WORK REQUIRED → Find each line with the word "icon" and copy it.

PROVIDED RECORDS →

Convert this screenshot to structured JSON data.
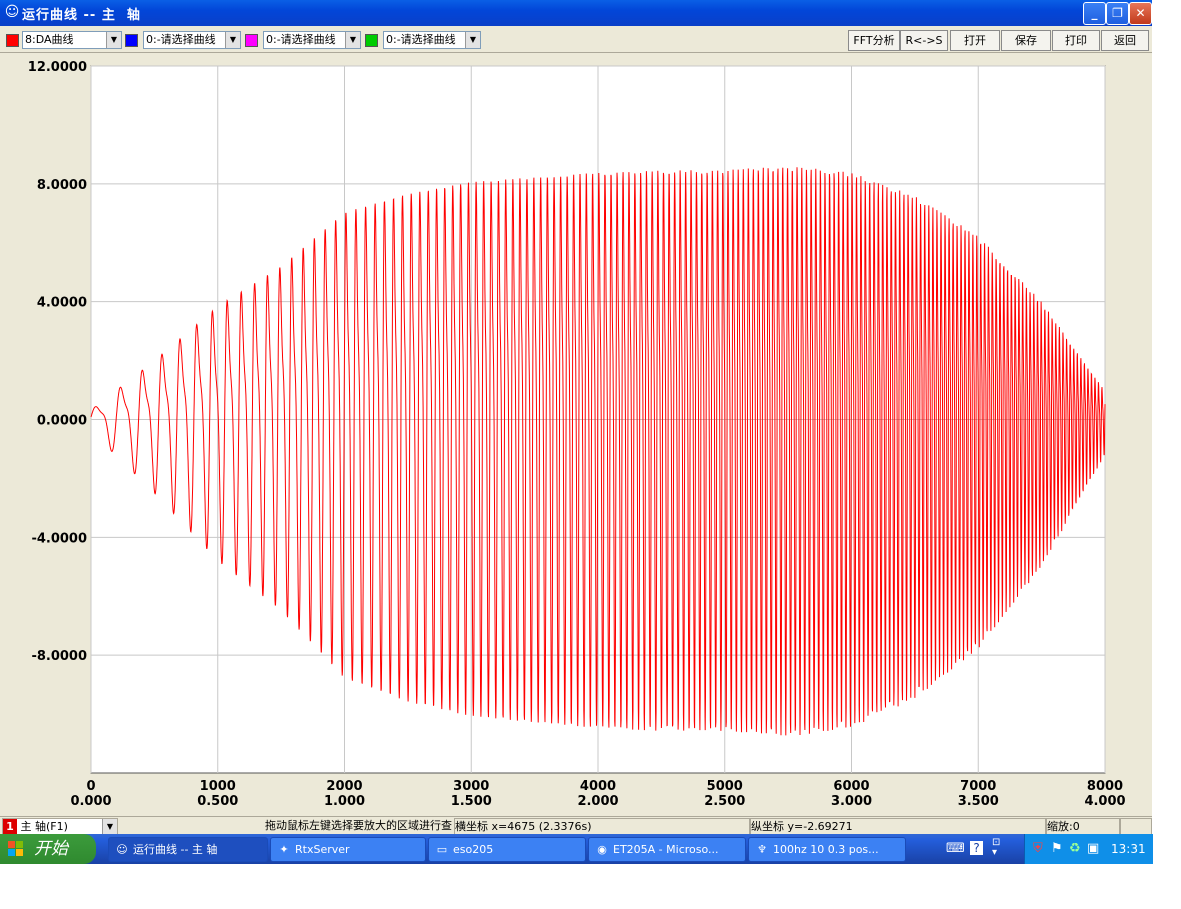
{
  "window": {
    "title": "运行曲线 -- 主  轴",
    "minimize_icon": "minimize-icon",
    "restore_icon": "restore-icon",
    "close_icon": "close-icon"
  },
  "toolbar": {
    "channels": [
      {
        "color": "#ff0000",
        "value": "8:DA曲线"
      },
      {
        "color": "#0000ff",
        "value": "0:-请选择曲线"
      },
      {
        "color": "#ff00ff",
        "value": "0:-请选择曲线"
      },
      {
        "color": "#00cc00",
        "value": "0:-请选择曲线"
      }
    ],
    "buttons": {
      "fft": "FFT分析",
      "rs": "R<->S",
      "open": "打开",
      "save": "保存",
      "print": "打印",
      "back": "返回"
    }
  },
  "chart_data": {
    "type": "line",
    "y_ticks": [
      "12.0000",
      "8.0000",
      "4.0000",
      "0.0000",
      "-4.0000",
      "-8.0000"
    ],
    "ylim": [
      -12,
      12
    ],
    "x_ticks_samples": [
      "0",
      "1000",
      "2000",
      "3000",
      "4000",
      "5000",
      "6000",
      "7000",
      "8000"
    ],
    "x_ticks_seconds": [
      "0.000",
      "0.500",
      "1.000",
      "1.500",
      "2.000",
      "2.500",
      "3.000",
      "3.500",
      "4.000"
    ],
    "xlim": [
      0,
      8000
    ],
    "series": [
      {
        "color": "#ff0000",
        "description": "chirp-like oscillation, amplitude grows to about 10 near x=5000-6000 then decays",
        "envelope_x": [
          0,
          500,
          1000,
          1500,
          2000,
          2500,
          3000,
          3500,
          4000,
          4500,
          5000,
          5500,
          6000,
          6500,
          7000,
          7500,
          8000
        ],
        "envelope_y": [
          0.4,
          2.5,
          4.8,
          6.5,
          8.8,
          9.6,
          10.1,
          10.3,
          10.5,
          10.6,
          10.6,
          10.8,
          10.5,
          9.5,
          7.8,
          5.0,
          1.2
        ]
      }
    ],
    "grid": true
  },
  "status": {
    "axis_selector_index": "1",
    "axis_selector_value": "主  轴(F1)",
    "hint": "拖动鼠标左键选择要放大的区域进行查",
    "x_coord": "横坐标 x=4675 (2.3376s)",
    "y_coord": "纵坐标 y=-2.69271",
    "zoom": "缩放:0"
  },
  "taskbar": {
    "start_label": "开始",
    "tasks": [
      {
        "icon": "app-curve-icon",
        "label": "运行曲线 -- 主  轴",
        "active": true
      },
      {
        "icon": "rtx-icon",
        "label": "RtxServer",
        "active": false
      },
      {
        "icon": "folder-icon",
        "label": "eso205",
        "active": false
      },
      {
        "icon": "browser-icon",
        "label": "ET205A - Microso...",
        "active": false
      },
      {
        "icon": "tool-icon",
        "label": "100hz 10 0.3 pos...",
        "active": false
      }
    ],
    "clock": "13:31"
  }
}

PROBLEM SOLUTION →
    "minimize_icon": "minimize-icon",
    "restore_icon": "restore-icon",
    "close_icon": "close-icon"
        "icon": "app-curve-icon",
        "icon": "rtx-icon",
        "icon": "folder-icon",
        "icon": "browser-icon",
        "icon": "tool-icon",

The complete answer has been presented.